**TASK REQUIREMENTS:**
1) Retype the part of the discussion on lossy audio from "No, there's plenty" up to and including "for the CPU.".
2) In one to three sentences, explain why the discussion on lossy audio says a hard drive-based player might use more energy to play a FLAC file.

Lossy compression has next to no effect on the amplitude of the analog signal. You aren't going to get physical vibration with one and not the other unless something is seriously wrong somewhere. Even then I have no idea what would be wrong
Your "high bitrate has more energy" thing is really misleading. It makes no sense. More bits doesn't make the analog signal stronger by any means. What exactly did you mean to imply?
I don't plan on reading all pages to tell if its said which one was 128kbps and which was lossless. I couldn't hear any stark differences to really care which was which. Just shows how far 128kbps has come. Plus my hearing quits out at about 17khz on tones, and even then they weren't very loud, so for real music I probably can't hear much beyond 16khz which is the general cutoff for a modern LAME encoded mp3 around that bitrate. You can PM me which it was if it hasn't already been spoiled which track was what.
Maybe my wording was lazy (I should have said something like REQUIRES more energy, not has more, sorry), but there's no denying that FLAC (for me, 700-1200kbps) takes more energy to play than 320, right? A HD will require more energy to play Song X in FLAC then it would to play Song X in 320, and sometimes I can physically hear the difference between them. Other people have noticed this effect I'm talking about, so I know it isn't some mastering flaw with the music or transducer failure with my cans...
EDIT: I did a blind test comparing Opeth's "Haxprocess" between 320 and FLAC (616kbps) and phyisically, it was very distinguishable (basic SQ, however, not as much but that's obviously a different argument).
No, there's plenty to deny there. It depends on the player. A hard drive-based player might spend more energy reading the larger FLAC file because a lot of their power goes to the hard drive and larger files require more seeks. Flash-based players might spend more energy decoding the MP3 because its compression is more complex for the CPU.

(Stored entries)
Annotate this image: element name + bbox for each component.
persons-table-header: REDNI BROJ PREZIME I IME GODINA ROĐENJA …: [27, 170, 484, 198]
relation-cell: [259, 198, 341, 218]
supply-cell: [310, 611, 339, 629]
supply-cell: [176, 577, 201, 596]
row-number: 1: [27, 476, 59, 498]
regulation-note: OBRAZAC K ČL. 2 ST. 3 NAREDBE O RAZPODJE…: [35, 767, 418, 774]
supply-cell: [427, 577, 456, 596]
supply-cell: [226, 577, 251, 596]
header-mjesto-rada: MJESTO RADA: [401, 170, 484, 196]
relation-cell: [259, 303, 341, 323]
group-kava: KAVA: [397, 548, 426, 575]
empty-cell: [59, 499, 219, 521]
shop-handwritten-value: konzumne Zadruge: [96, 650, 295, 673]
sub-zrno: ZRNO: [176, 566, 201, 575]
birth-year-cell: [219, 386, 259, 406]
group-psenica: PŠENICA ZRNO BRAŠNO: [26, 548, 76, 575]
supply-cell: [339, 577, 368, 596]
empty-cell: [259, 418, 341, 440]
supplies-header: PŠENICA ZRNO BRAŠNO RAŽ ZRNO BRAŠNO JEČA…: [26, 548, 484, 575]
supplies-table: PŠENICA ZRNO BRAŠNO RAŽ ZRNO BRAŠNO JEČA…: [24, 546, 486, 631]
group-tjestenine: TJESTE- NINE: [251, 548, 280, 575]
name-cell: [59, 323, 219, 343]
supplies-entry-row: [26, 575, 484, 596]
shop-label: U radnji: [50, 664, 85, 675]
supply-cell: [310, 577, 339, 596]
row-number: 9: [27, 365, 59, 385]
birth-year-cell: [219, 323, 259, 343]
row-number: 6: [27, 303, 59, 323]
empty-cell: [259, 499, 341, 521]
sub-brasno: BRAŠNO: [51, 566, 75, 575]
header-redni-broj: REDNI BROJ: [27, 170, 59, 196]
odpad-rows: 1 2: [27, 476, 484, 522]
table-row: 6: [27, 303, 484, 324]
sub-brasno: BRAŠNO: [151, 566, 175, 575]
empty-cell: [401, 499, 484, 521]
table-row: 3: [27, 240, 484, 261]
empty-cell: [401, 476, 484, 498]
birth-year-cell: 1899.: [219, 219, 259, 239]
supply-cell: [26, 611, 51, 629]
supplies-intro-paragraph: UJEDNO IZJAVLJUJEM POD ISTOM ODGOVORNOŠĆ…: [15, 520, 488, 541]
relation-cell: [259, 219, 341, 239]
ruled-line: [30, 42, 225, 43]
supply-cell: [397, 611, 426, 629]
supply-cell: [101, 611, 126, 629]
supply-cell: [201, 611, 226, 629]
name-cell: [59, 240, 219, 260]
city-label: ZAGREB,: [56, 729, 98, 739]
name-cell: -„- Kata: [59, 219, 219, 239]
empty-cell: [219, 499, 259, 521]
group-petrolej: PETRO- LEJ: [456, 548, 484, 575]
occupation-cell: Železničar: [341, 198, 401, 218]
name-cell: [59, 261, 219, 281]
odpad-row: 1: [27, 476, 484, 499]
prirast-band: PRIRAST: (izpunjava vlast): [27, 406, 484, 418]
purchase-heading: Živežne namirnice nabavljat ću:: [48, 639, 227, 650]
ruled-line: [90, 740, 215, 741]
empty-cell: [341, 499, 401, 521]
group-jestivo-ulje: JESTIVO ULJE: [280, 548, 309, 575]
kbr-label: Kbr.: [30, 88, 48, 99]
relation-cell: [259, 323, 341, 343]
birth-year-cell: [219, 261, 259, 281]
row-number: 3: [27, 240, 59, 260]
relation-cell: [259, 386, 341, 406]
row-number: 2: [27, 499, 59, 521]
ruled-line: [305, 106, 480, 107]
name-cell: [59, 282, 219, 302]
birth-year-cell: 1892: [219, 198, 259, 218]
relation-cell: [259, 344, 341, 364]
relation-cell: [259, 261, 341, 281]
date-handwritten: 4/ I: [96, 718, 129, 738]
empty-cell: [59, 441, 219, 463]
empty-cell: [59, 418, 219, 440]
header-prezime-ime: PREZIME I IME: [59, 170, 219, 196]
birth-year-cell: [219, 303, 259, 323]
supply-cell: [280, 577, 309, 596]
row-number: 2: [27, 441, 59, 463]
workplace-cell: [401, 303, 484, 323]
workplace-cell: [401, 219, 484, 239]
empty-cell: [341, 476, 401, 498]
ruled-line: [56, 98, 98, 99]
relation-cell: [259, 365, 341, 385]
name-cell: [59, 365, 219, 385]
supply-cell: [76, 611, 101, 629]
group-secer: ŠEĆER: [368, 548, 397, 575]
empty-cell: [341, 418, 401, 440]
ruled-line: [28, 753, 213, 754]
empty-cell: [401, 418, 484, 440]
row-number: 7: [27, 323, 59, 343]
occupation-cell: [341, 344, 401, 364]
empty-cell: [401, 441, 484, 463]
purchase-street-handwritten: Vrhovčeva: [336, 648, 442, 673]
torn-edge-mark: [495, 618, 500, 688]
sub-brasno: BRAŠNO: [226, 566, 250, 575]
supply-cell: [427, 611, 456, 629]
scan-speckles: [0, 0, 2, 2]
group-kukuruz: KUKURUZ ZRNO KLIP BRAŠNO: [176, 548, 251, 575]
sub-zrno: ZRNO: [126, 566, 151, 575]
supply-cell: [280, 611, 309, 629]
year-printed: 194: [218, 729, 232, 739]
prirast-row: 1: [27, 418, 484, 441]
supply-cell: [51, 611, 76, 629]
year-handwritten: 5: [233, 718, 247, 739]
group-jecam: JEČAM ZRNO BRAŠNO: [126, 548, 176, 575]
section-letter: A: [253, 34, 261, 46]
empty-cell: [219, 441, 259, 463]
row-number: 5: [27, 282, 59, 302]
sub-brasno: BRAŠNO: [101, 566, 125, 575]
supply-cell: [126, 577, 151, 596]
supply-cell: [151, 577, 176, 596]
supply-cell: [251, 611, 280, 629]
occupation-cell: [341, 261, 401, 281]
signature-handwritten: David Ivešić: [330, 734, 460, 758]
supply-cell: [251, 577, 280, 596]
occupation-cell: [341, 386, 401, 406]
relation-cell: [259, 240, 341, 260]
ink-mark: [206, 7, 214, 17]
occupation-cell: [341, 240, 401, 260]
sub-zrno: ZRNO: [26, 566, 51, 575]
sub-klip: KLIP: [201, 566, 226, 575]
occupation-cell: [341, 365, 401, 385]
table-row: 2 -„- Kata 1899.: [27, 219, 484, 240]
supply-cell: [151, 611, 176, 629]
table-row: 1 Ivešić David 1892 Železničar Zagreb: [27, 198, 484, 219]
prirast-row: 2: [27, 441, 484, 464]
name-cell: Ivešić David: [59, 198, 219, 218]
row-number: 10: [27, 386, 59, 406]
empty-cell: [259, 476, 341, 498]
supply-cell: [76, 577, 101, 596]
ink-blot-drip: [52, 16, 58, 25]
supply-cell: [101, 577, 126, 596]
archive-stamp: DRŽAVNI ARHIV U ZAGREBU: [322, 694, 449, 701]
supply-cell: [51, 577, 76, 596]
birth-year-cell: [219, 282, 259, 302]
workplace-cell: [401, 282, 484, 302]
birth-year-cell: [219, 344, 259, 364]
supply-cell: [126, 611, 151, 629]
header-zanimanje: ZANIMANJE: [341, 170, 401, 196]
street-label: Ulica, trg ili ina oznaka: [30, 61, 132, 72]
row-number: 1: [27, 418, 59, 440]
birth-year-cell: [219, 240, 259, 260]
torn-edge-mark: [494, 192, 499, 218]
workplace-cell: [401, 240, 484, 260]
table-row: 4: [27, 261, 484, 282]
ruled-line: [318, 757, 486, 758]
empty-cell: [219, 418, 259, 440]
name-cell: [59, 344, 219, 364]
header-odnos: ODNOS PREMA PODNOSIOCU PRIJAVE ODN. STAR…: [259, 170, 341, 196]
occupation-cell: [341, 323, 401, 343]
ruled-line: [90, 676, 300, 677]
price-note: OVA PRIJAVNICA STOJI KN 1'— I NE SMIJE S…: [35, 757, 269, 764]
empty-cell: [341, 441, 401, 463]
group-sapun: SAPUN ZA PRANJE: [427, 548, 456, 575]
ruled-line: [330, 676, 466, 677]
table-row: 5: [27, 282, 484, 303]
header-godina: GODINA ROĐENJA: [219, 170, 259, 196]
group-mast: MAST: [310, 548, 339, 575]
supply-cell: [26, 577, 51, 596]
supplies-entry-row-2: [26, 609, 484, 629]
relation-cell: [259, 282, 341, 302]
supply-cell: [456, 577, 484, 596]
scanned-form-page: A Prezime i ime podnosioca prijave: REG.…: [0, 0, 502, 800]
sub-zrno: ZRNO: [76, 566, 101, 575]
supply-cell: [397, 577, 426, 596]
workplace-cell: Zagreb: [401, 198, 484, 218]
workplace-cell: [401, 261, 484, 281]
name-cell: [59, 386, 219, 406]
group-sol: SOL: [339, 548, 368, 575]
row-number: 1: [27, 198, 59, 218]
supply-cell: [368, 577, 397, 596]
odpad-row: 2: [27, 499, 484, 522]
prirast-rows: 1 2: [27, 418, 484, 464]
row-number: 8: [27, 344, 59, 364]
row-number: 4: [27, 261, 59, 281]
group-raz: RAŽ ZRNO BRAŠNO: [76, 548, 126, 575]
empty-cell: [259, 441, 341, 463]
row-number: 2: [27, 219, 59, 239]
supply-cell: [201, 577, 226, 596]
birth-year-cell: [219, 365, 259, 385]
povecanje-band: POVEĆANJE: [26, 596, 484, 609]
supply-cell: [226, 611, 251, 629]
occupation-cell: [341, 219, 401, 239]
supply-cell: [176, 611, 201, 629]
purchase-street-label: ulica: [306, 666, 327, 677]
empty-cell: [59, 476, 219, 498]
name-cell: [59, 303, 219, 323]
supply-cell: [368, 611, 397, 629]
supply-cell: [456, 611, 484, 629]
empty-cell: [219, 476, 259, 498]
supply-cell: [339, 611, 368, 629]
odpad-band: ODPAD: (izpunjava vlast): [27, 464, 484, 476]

**RESULTS FOR THE EXERCISE:**
1)
No, there's plenty to deny there. It depends on the player. A hard drive-based player might spend more energy reading the larger FLAC file because a lot of their power goes to the hard drive and larger files require more seeks. Flash-based players might spend more energy decoding the MP3 because its compression is more complex for the CPU.

2) A lot of a hard drive-based player's power goes to the hard drive. Larger files like FLAC need more seeks, so reading them can take more energy.